* [Text provided]:
* START *

I don’t have the answers, other than to stop cutting higher education and a complete economic overhaul to reduce precarity of employment (a strong creative sector union option for those not in secure employment would be nice.)

I’ll just go back to writing my journal article that one day might secure me a job…..

Creative Labour and nearing the end (not that end, just 2016)

Today is likely to be the last (official) working day of 2016.  I’d like to say I’m in good shape for an early 2017 submission, but I suspect we’re talking the March/April range if I’m completely honest.  If things can be done and dusted by mid-year then I will be pretty happy.

It’s strange to think I’ve been doing nothing but working on this one piece of writing for a full 12-months.  I finished my transcription on January 2nd 2016 and here I am on December 22nd and it’s still a word salad of ideas.  80,000 coherent words doesn’t sounds like a lot, but damn it takes it out of you.

Today I need to write the last 1000 words or so of my ‘setting the scene’ or climate section.  This is a new addition that has taken me a lot longer than it should (as in a week), but yesterday I just fell into the zone and did 4,000 in a day (which I can honestly say has never, ever happened before.)  Today however….it’s 3:19pm and I haven’t started. To be fair I was at a funeral this morning.

Intellectually  I’m being spurred on by Angela McRobbie’s book Be Creative: Making a Living in the New Culture Industries. I feel like this might be the missing piece of my larger puzzle.  McRobbie argues that the rise of the creative industries can be linked to the reduction of social democratic policies and focus on neo-liberalism of governments like the New Labour Blair government.  By encouraging the growth of creative labour, fuelled by increases in arts school intakes, the emergence of rave culture, technology change and globalisation governments essentially facilitated the destruction of collective approaches to labour (that is unions) by encouraging everyone individual to be creative AND entrepreneurial  and “follow their passion.” Studies have shown that managerial techniques aimed to increase worker satisfaction and engagement within organisations are used to decrease union membership, and what we are seeing in the flexible, gig or precariat economy is a similar thing.  Individual’s are encouraged to chase their creative dreams, start their own businesses, which leaves them not only 100% accountable for their own success or failure but removes any working welfare support they may have had.

While I’m not finished the book yet, it has made me very conscious of the the role that I have personally played in the similar structures emerging here in Australia.  Education providers are the starting point as they are encouraging entrepreneurship and the reality of the portfolio careers but teaching ‘creative skills’ without critiquing the system itself. I often despaired at the lack of politics in the art school I taught at, but didn’t really consider my own role in contributing to a system I increasingly don’t believe in.

Thesis wise it’s not only given me some good positioning data about the reality of creative work, but has provided some guts to my ideas about what communities of practice do for creative practitioners.  I have been arguing that communities of practice are not only sites of learning and identity formation for emerging leaders but that they provide psychosocial support and create a sense of career optimism.  Which they do, but it’s a bit theoretically light.  But taking MMcRobbie’s arguments I can see that communities of practice are also providing a barrier against the increasing neoliberal state of creative work.  They are, on a micro scale, a type of emotional welfare net.  So in effect they play two roles:

  1. For those in organisational settings they can be a buffer against identity regulation
  2. For those in the flexible gig economy they provide a type of support that is missing when there’s no collective body (like a union).

* END *

* [Dataset content]:
* START *

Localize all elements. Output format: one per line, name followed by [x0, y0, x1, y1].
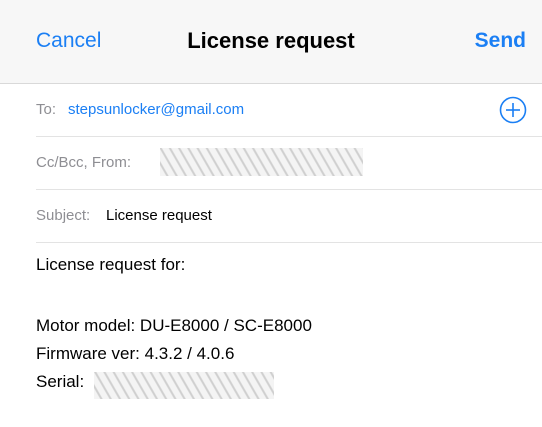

* END *
* START *

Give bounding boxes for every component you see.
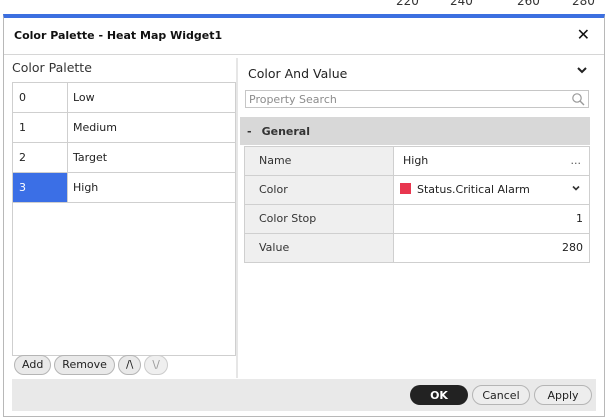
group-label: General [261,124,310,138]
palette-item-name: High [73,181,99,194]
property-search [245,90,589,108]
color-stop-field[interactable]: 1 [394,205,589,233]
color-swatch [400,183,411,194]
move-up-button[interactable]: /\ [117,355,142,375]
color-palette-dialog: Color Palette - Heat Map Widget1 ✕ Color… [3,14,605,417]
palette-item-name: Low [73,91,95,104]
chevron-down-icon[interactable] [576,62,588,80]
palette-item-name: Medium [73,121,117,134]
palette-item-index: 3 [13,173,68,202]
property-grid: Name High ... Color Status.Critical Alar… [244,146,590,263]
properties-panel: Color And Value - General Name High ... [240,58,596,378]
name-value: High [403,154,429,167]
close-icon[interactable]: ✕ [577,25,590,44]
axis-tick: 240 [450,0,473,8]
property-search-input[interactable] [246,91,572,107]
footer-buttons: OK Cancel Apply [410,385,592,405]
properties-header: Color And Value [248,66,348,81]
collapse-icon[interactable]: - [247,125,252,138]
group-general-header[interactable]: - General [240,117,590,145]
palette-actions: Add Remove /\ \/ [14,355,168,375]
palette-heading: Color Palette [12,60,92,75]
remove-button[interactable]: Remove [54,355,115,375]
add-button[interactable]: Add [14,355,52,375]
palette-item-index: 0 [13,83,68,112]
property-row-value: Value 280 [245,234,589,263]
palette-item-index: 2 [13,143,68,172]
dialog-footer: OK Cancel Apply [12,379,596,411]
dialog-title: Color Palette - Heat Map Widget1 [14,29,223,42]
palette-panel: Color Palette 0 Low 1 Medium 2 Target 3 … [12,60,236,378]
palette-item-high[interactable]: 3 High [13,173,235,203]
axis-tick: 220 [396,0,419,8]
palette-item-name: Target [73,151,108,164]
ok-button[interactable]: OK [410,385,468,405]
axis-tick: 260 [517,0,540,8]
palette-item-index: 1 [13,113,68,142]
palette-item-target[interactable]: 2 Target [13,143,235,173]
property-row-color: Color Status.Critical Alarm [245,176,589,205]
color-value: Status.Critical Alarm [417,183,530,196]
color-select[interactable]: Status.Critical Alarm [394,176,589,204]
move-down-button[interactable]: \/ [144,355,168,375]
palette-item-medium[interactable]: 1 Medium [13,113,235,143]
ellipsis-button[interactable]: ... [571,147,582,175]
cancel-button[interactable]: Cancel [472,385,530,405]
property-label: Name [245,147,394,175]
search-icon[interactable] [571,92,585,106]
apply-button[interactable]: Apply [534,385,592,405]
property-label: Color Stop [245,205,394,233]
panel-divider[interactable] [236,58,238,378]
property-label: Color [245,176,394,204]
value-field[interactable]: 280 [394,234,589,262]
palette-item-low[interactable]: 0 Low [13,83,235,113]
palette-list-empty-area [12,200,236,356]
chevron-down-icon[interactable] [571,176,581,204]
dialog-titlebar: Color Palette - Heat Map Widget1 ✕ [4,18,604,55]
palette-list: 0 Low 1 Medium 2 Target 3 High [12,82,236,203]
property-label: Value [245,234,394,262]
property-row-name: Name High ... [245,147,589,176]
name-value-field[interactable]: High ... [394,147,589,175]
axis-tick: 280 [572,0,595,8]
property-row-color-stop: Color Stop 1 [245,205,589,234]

* END *

* [To do]:
**A.** From the creative labour post, repeat the passage that begins at the words "I don’t have" and stops after "me a job…..".
**B.** According to the creative labour post, on what date was the transcription finished?
**C.** List each factor that the creative labour post says fuelled the growth of creative labour.

* [Responses by task]:
**A.**
I don’t have the answers, other than to stop cutting higher education and a complete economic overhaul to reduce precarity of employment (a strong creative sector union option for those not in secure employment would be nice.)

I’ll just go back to writing my journal article that one day might secure me a job…..

**B.** January 2nd 2016.

**C.**
- Increases in arts school intakes
- The emergence of rave culture
- Technology change
- Globalisation